**DATASET ENTRIES**.
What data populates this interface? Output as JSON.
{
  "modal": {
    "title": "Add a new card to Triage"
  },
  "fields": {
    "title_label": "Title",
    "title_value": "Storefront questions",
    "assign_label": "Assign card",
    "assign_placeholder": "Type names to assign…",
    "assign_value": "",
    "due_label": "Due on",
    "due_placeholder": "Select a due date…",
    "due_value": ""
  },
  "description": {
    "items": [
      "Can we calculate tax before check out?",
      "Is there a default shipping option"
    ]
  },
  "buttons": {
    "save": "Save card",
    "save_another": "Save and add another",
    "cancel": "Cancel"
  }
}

---

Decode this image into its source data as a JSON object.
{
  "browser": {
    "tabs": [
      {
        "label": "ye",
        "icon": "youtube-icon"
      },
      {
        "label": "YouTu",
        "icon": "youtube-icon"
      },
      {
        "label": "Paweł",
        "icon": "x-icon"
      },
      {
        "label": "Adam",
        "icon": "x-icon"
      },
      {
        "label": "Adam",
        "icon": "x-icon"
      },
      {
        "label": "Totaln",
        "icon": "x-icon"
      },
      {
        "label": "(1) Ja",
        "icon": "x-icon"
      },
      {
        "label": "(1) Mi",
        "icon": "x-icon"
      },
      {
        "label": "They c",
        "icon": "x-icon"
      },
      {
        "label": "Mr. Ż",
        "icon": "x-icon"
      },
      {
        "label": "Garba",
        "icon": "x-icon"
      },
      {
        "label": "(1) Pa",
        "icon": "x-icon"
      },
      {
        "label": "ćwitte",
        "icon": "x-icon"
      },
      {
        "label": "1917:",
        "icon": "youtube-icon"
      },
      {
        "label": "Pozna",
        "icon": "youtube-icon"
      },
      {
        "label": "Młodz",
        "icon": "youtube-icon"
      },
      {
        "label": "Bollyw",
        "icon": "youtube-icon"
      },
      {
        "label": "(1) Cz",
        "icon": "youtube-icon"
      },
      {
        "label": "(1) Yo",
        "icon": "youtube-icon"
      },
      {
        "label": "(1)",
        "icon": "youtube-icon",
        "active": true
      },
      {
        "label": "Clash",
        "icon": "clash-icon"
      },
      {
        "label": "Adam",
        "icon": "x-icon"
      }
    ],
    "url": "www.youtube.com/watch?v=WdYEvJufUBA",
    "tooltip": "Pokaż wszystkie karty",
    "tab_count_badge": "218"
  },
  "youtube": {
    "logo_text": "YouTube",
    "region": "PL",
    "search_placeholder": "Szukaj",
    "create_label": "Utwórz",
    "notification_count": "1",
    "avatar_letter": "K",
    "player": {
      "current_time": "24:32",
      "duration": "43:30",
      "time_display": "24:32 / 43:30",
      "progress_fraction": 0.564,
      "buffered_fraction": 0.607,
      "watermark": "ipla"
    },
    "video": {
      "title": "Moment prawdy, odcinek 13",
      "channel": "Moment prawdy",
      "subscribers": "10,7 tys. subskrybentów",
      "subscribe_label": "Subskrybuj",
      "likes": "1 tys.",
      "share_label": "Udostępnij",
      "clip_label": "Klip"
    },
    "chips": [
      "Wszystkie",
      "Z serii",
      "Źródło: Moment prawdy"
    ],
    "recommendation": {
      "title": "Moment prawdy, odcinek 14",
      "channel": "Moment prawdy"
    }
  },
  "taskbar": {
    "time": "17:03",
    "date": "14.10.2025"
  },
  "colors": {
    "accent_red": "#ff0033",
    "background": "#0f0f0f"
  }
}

**WORK TO BE COMPLETED**. Search the records for the word "channel". Copy every line that has it.

**RESPONSE BELOW**.
      "channel": "Moment prawdy",
      "channel": "Moment prawdy"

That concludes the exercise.